▶ [Requirements]
Identify each line below containing the string "through" and copy it.

▶ [Records provided]
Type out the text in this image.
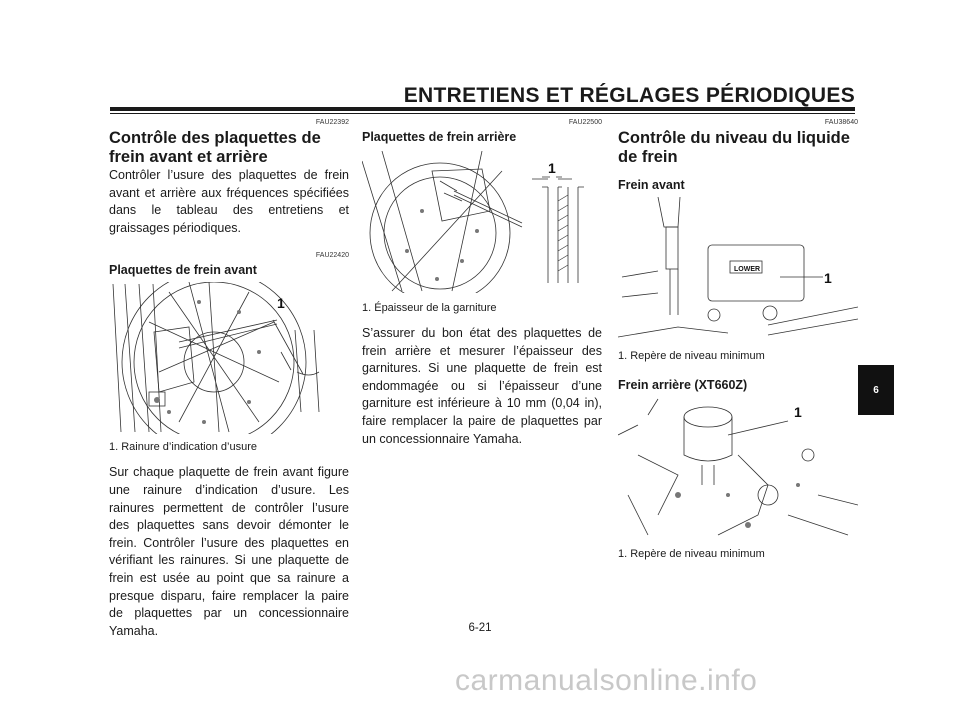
ENTRETIENS ET RÉGLAGES PÉRIODIQUES
FAU22392
Contrôle des plaquettes de frein avant et arrière

Contrôler l’usure des plaquettes de frein avant et arrière aux fréquences spécifiées dans le tableau des entretiens et graissages périodiques.

FAU22420
Plaquettes de frein avant
1

1. Rainure d’indication d’usure

Sur chaque plaquette de frein avant figure une rainure d’indication d’usure. Les rainures permettent de contrôler l’usure des plaquettes sans devoir démonter le frein. Contrôler l’usure des plaquettes en vérifiant les rainures. Si une plaquette de frein est usée au point que sa rainure a presque disparu, faire remplacer la paire de plaquettes par un concessionnaire Yamaha.

FAU22500
Plaquettes de frein arrière
1

1. Épaisseur de la garniture

S’assurer du bon état des plaquettes de frein arrière et mesurer l’épaisseur des garnitures. Si une plaquette de frein est endommagée ou si l’épaisseur d’une garniture est inférieure à 10 mm (0,04 in), faire remplacer la paire de plaquettes par un concessionnaire Yamaha.

FAU38640
Contrôle du niveau du liquide de frein
Frein avant
LOWER
1

1. Repère de niveau minimum

Frein arrière (XT660Z)
1

1. Repère de niveau minimum

6
6-21
carmanualsonline.info
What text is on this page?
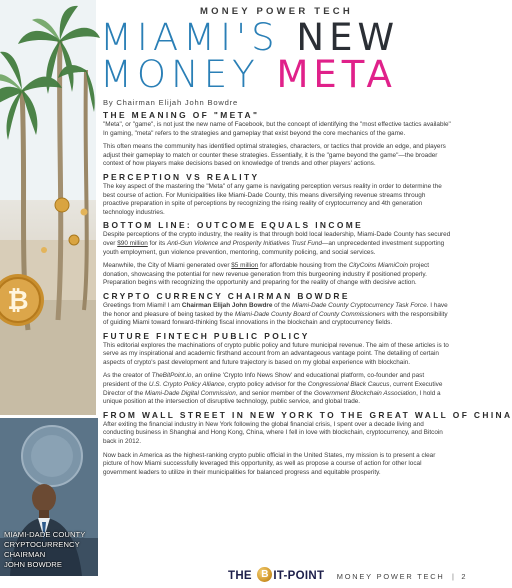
₿
MIAMI-DADE COUNTY
CRYPTOCURRENCY
CHAIRMAN
JOHN BOWDRE
MONEY POWER TECH
MIAMI'S NEW
MONEY META
By Chairman Elijah John Bowdre
THE MEANING OF "META"

"Meta", or "game", is not just the new name of Facebook, but the concept of identifying the "most effective tactics available" In gaming, "meta" refers to the strategies and gameplay that exist beyond the core mechanics of the game.

This often means the community has identified optimal strategies, characters, or tactics that provide an edge, and players adjust their gameplay to match or counter these strategies. Essentially, it is the "game beyond the game"—the broader context of how players make decisions based on knowledge of trends and other players' actions.

PERCEPTION VS REALITY

The key aspect of the mastering the "Meta" of any game is navigating perception versus reality in order to determine the best course of action. For Municipalities like Miami-Dade County, this means diversifying revenue streams through proactive preparation in spite of perceptions by recognizing the rising reality of cryptocurrency and 4th generation technology industries.

BOTTOM LINE: OUTCOME EQUALS INCOME

Despite perceptions of the crypto industry, the reality is that through bold local leadership, Miami-Dade County has secured over $90 million for its Anti-Gun Violence and Prosperity Initiatives Trust Fund—an unprecedented investment supporting youth employment, gun violence prevention, mentoring, community policing, and social services.

Meanwhile, the City of Miami generated over $5 million for affordable housing from the CityCoins MiamiCoin project donation, showcasing the potential for new revenue generation from this burgeoning industry if positioned properly. Preparation begins with recognizing the opportunity and preparing for the reality of change with decisive action.

CRYPTO CURRENCY CHAIRMAN BOWDRE

Greetings from Miami! I am Chairman Elijah John Bowdre of the Miami-Dade County Cryptocurrency Task Force. I have the honor and pleasure of being tasked by the Miami-Dade County Board of County Commissioners with the responsibility of guiding Miami toward forward-thinking fiscal innovations in the blockchain and cryptocurrency fields.

FUTURE FINTECH PUBLIC POLICY

This editorial explores the machinations of crypto public policy and future municipal revenue. The aim of these articles is to serve as my inspirational and academic firsthand account from an advantageous vantage point. The detailing of certain aspects of crypto's past development and future trajectory is based on my global experience with blockchain.

As the creator of TheBitPoint.io, an online 'Crypto Info News Show' and educational platform, co-founder and past president of the U.S. Crypto Policy Alliance, crypto policy advisor for the Congressional Black Caucus, current Executive Director of the Miami-Dade Digital Commission, and senior member of the Government Blockchain Association, I hold a unique position at the intersection of disruptive technology, public service, and global trade.

FROM WALL STREET IN NEW YORK TO THE GREAT WALL OF CHINA

After exiting the financial industry in New York following the global financial crisis, I spent over a decade living and conducting business in Shanghai and Hong Kong, China, where I fell in love with blockchain, cryptocurrency, and Bitcoin back in 2012.

Now back in America as the highest-ranking crypto public official in the United States, my mission is to present a clear picture of how Miami successfully leveraged this opportunity, as well as propose a course of action for other local government leaders to utilize in their municipalities for balanced progress and equitable prosperity.

THE B IT-POINT MONEY POWER TECH | 2
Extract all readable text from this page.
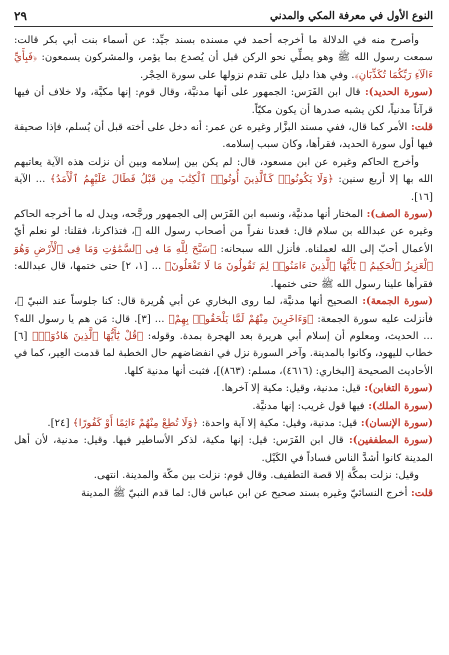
النوع الأول في معرفة المكي والمدني
٢٩

وأصرح منه في الدلالة ما أخرجه أحمد في مسنده بسند جيِّد: عن أسماء بنت أبي بكر قالت: سمعت رسول الله ﷺ وهو يصلِّي نحو الركن قبل أن يُصدع بما يؤمر، والمشركون يسمعون: ﴿فَبِأَيِّ ءَالَآءِ رَبِّكُمَا تُكَذِّبَانِ﴾. وفي هذا دليل على تقدم نزولها على سورة الحِجْر.

(سورة الحديد): قال ابن الفَرَس: الجمهور على أنها مدنيَّة، وقال قوم: إنها مكيَّة، ولا خلاف أن فيها قرآناً مدنياً، لكن يشبه صدرها أن يكون مكيّاً.

قلت: الأمر كما قال، ففي مسند البزَّار وغيره عن عمر: أنه دخل على أخته قبل أن يُسلم، فإذا صحيفة فيها أول سورة الحديد، فقرأها، وكان سبب إسلامه.

وأخرج الحاكم وغيره عن ابن مسعود، قال: لم يكن بين إسلامه وبين أن نزلت هذه الآية يعاتبهم الله بها إلا أربع سنين: ﴿وَلَا يَكُونُوا۟ كَٱلَّذِينَ أُوتُوا۟ ٱلْكِتَٰبَ مِن قَبْلُ فَطَالَ عَلَيْهِمُ ٱلْأَمَدُ﴾ ... الآية [١٦].

(سورة الصف): المختار أنها مدنيَّة، ونسبه ابن الفَرَس إلى الجمهور ورجَّحه، ويدل له ما أخرجه الحاكم وغيره عن عبدالله بن سلام قال: قعدنا نفراً من أصحاب رسول الله ﷺ، فتذاكرنا، فقلنا: لو نعلم أيّ الأعمال أحبّ إلى الله لعملناه. فأنزل الله سبحانه: ﴿سَبَّحَ لِلَّهِ مَا فِى ٱلسَّمَٰوَٰتِ وَمَا فِى ٱلْأَرْضِ وَهُوَ ٱلْعَزِيزُ ٱلْحَكِيمُ ۞ يَٰٓأَيُّهَا ٱلَّذِينَ ءَامَنُوا۟ لِمَ تَقُولُونَ مَا لَا تَفْعَلُونَ﴾ ... [١، ٢] حتى ختمها، قال عبدالله: فقرأها علينا رسول الله ﷺ حتى ختمها.

(سورة الجمعة): الصحيح أنها مدنيَّة، لما روى البخاري عن أبي هُريرة قال: كنا جلوساً عند النبيّ ﷺ، فأنزلت عليه سورة الجمعة: ﴿وَءَاخَرِينَ مِنْهُمْ لَمَّا يَلْحَقُوا۟ بِهِمْ﴾ ... [٣]. قال: مَن هم يا رسول الله؟ ... الحديث، ومعلوم أن إسلام أبي هريرة بعد الهجرة بمدة. وقوله: ﴿قُلْ يَٰٓأَيُّهَا ٱلَّذِينَ هَادُوٓا۟﴾ [٦] خطاب لليهود، وكانوا بالمدينة. وآخر السورة نزل في انفضاضهم حال الخطبة لما قدمت العِير، كما في الأحاديث الصحيحة [البخاري: (٤٦١٦)، مسلم: (٨٦٣)]، فثبت أنها مدنية كلها.

(سورة التغابن): قيل: مدنية، وقيل: مكية إلا آخرها.

(سورة الملك): فيها قول غريب: إنها مدنيَّة.

(سورة الإنسان): قيل: مدنية، وقيل: مكية إلا آية واحدة: ﴿وَلَا تُطِعْ مِنْهُمْ ءَاثِمًا أَوْ كَفُورًا﴾ [٢٤].

(سورة المطففين): قال ابن الفَرَس: قيل: إنها مكية، لذكر الأساطير فيها. وقيل: مدنية، لأن أهل المدينة كانوا أشدَّ الناس فساداً في الكَيْل.

وقيل: نزلت بمكَّة إلا قصة التطفيف. وقال قوم: نزلت بين مكّة والمدينة. انتهى.

قلت: أخرج النسائيّ وغيره بسند صحيح عن ابن عباس قال: لما قدم النبيّ ﷺ المدينة
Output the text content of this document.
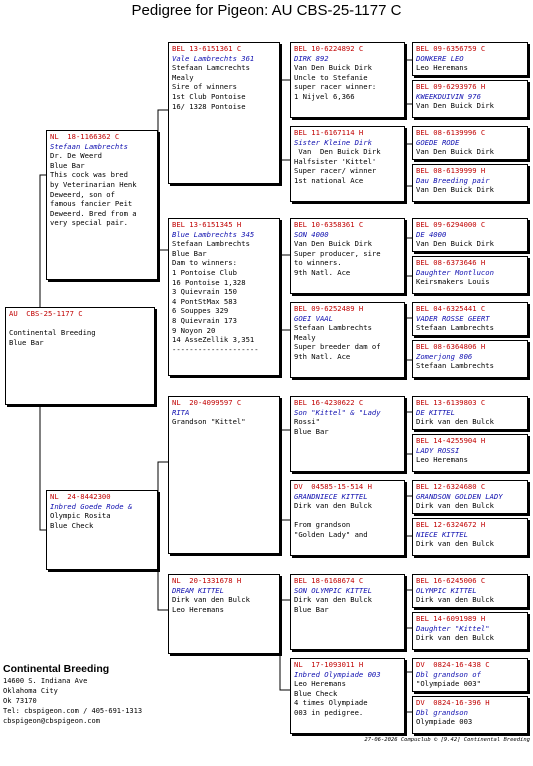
Pedigree for Pigeon: AU CBS-25-1177 C
AU  CBS-25-1177 C

Continental Breeding
Blue Bar
NL  18-1166362 C
Stefaan Lambrechts
Dr. De Weerd
Blue Bar
This cock was bred
by Veterinarian Henk
Deweerd, son of
famous fancier Peit
Deweerd. Bred from a
very special pair.
NL  24-8442300
Inbred Goede Rode &
Olympic Rosita
Blue Check
BEL 13-6151361 C
Vale Lambrechts 361
Stefaan Lamcrechts
Mealy
Sire of winners
1st Club Pontoise
16/ 1328 Pontoise
BEL 13-6151345 H
Blue Lambrechts 345
Stefaan Lambrechts
Blue Bar
Dam to winners:
1 Pontoise Club
16 Pontoise 1,328
3 Quievrain 150
4 PontStMax 583
6 Souppes 329
8 Quievrain 173
9 Noyon 20
14 AsseZellik 3,351
--------------------
NL  20-4099597 C
RITA
Grandson "Kittel"
NL  20-1331678 H
DREAM KITTEL
Dirk van den Bulck
Leo Heremans
BEL 10-6224892 C
DIRK 892
Van Den Buick Dirk
Uncle to Stefanie
super racer winner:
1 Nijvel 6,366
BEL 11-6167114 H
Sister Kleine Dirk
Van  Den Buick Dirk
Halfsister 'Kittel'
Super racer/ winner
1st national Ace
BEL 10-6358361 C
SON 4000
Van Den Buick Dirk
Super producer, sire
to winners.
9th Natl. Ace
BEL 09-6252489 H
GOEI VAAL
Stefaan Lambrechts
Mealy
Super breeder dam of
9th Natl. Ace
BEL 16-4230622 C
Son "Kittel" & "Lady
Rossi"
Blue Bar
DV  04585-15-514 H
GRANDNIECE KITTEL
Dirk van den Bulck

From grandson
"Golden Lady" and
BEL 18-6168674 C
SON OLYMPIC KITTEL
Dirk van den Bulck
Blue Bar
NL  17-1093011 H
Inbred Olympiade 003
Leo Heremans
Blue Check
4 times Olympiade
003 in pedigree.
BEL 09-6356759 C
DONKERE LEO
Leo Heremans
BEL 09-6293976 H
KWEEKDUIVIN 976
Van Den Buick Dirk
BEL 08-6139996 C
GOEDE RODE
Van Den Buick Dirk
BEL 08-6139999 H
Dau Breeding pair
Van Den Buick Dirk
BEL 09-6294000 C
DE 4000
Van Den Buick Dirk
BEL 08-6373646 H
Daughter Montlucon
Keirsmakers Louis
BEL 04-6325441 C
VADER ROSSE GEERT
Stefaan Lambrechts
BEL 08-6364806 H
Zomerjong 806
Stefaan Lambrechts
BEL 13-6139803 C
DE KITTEL
Dirk van den Bulck
BEL 14-4255904 H
LADY ROSSI
Leo Heremans
BEL 12-6324680 C
GRANDSON GOLDEN LADY
Dirk van den Bulck
BEL 12-6324672 H
NIECE KITTEL
Dirk van den Bulck
BEL 16-6245006 C
OLYMPIC KITTEL
Dirk van den Bulck
BEL 14-6091989 H
Daughter "Kittel"
Dirk van den Bulck
DV  0824-16-438 C
Dbl grandson of
"Olympiade 003"
DV  0824-16-396 H
Dbl grandson
Olympiade 003
Continental Breeding
14600 S. Indiana Ave
Oklahoma City
Ok 73170
Tel: cbspigeon.com / 405-691-1313
cbspigeon@cbspigeon.com
27-06-2026 Compuclub © [9.42] Continental Breeding
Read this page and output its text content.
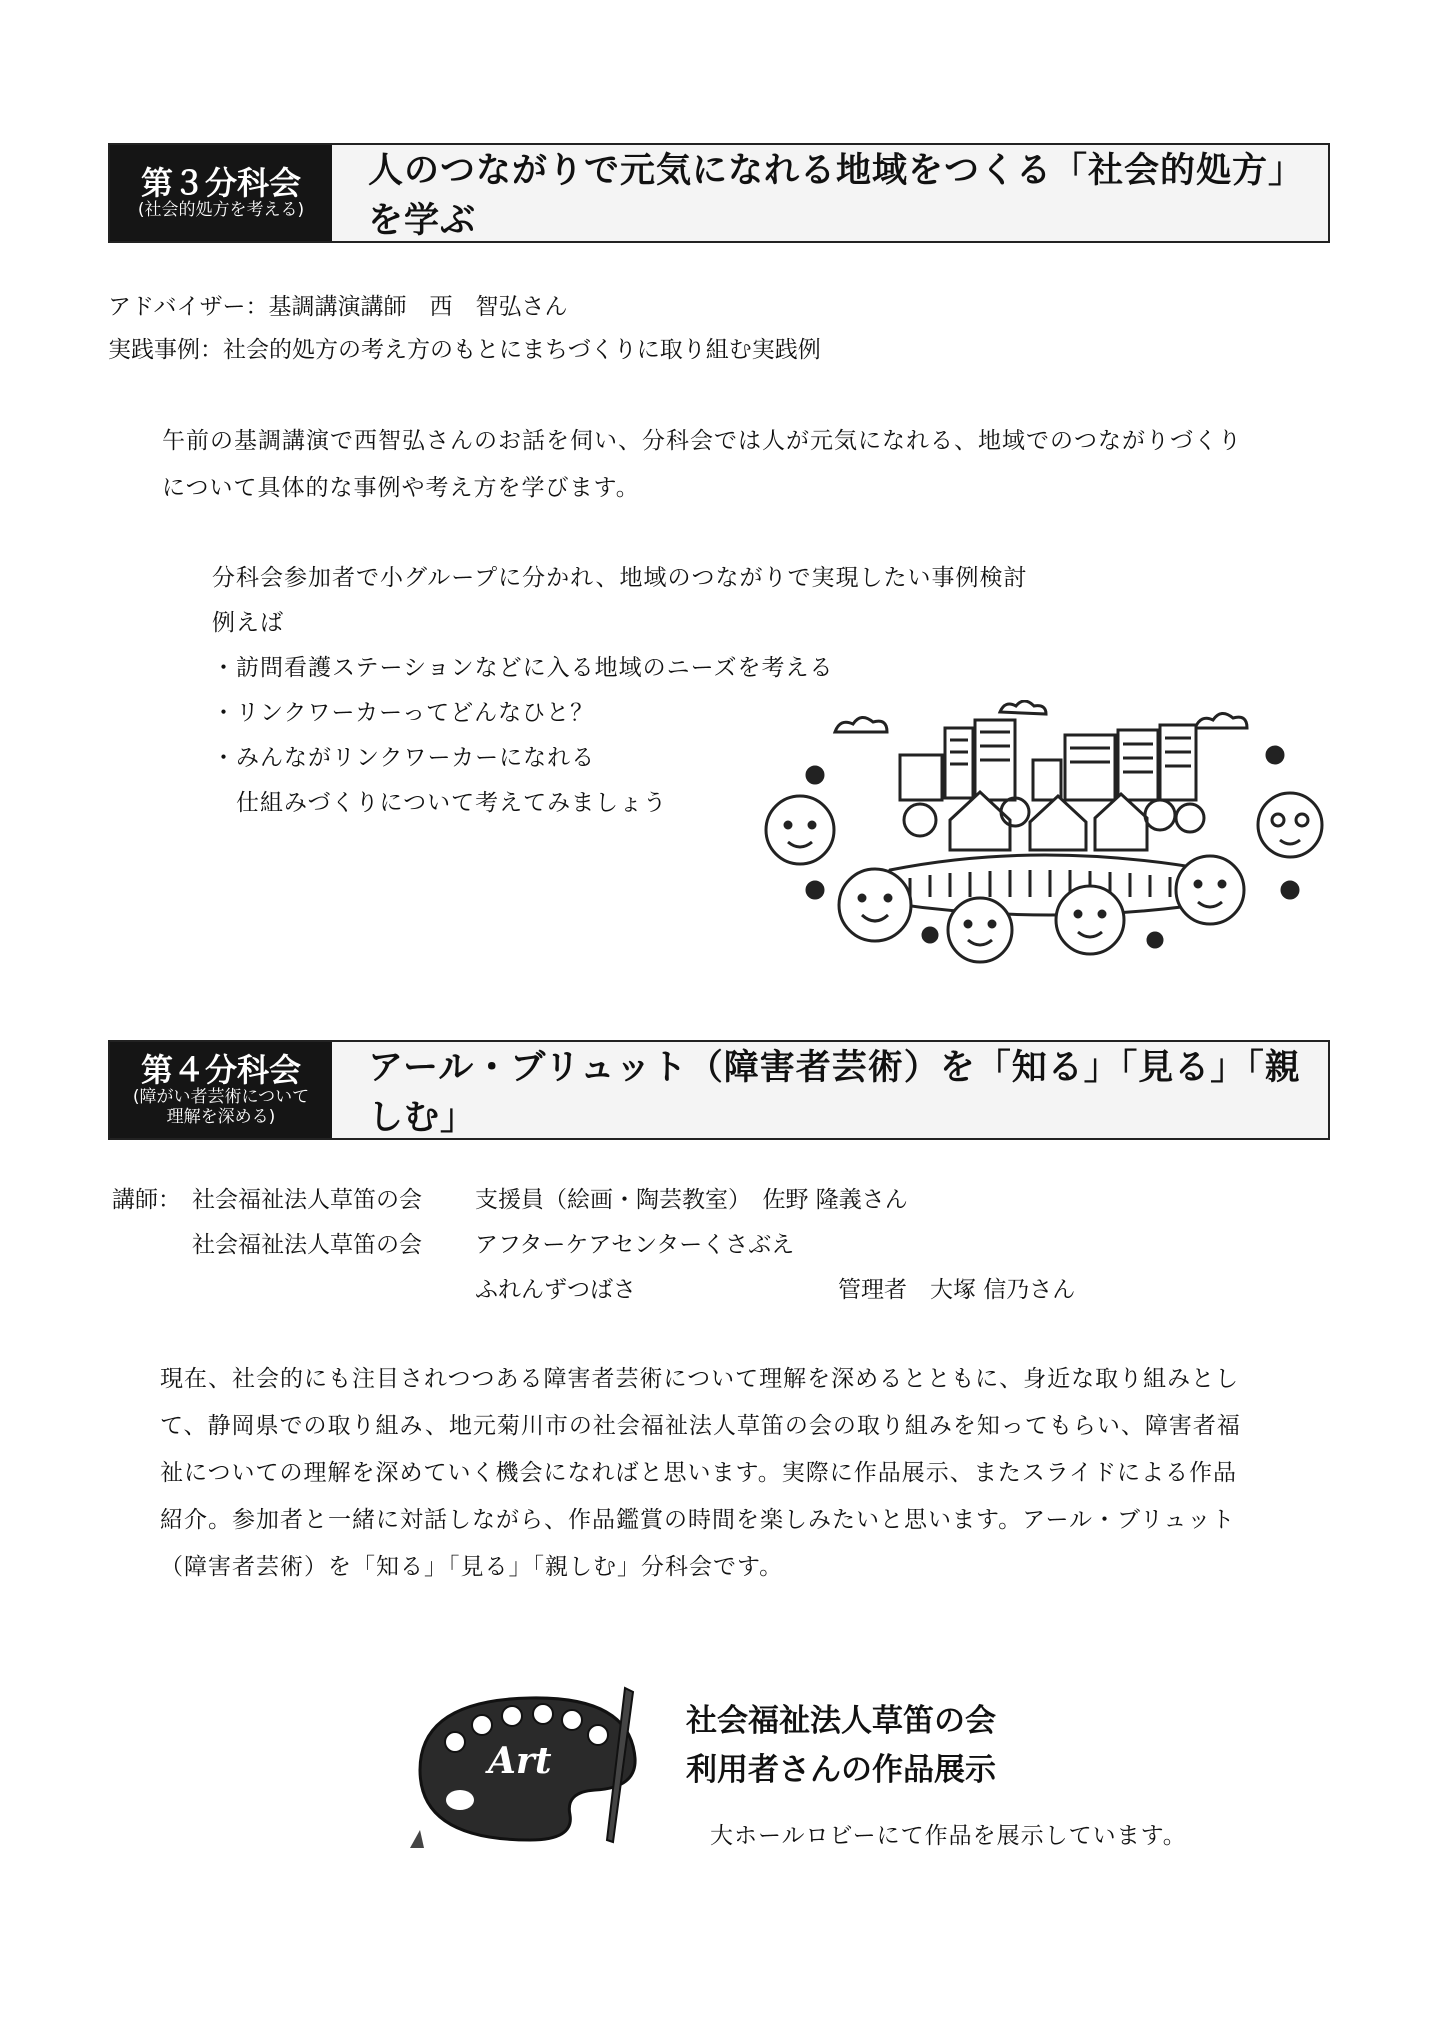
第３分科会
(社会的処方を考える)
人のつながりで元気になれる地域をつくる「社会的処方」を学ぶ
アドバイザー：基調講演講師　西　智弘さん
実践事例：社会的処方の考え方のもとにまちづくりに取り組む実践例
午前の基調講演で西智弘さんのお話を伺い、分科会では人が元気になれる、地域でのつながりづくり
について具体的な事例や考え方を学びます。
分科会参加者で小グループに分かれ、地域のつながりで実現したい事例検討
例えば
・訪問看護ステーションなどに入る地域のニーズを考える
・リンクワーカーってどんなひと？
・みんながリンクワーカーになれる
　仕組みづくりについて考えてみましょう
第４分科会
(障がい者芸術について
理解を深める)
アール・ブリュット（障害者芸術）を「知る」「見る」「親しむ」
講師： 社会福祉法人草笛の会 支援員（絵画・陶芸教室）　佐野 隆義さん
社会福祉法人草笛の会 アフターケアセンターくさぶえ
ふれんずつばさ	管理者　大塚 信乃さん
現在、社会的にも注目されつつある障害者芸術について理解を深めるとともに、身近な取り組みとし
て、静岡県での取り組み、地元菊川市の社会福祉法人草笛の会の取り組みを知ってもらい、障害者福
祉についての理解を深めていく機会になればと思います。実際に作品展示、またスライドによる作品
紹介。参加者と一緒に対話しながら、作品鑑賞の時間を楽しみたいと思います。アール・ブリュット
（障害者芸術）を「知る」「見る」「親しむ」分科会です。
Art
社会福祉法人草笛の会
利用者さんの作品展示
大ホールロビーにて作品を展示しています。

▶ [Exercise answer]
The key aspect of the mastering the "Meta" of any game is navigating perception versus reality in order to determine the best course of action. For Municipalities like Miami-Dade County, this means diversifying revenue streams through proactive preparation in spite of perceptions by recognizing the rising reality of cryptocurrency and 4th generation technology industries.
Despite perceptions of the crypto industry, the reality is that through bold local leadership, Miami-Dade County has secured over $90 million for its Anti-Gun Violence and Prosperity Initiatives Trust Fund—an unprecedented investment supporting youth employment, gun violence prevention, mentoring, community policing, and social services.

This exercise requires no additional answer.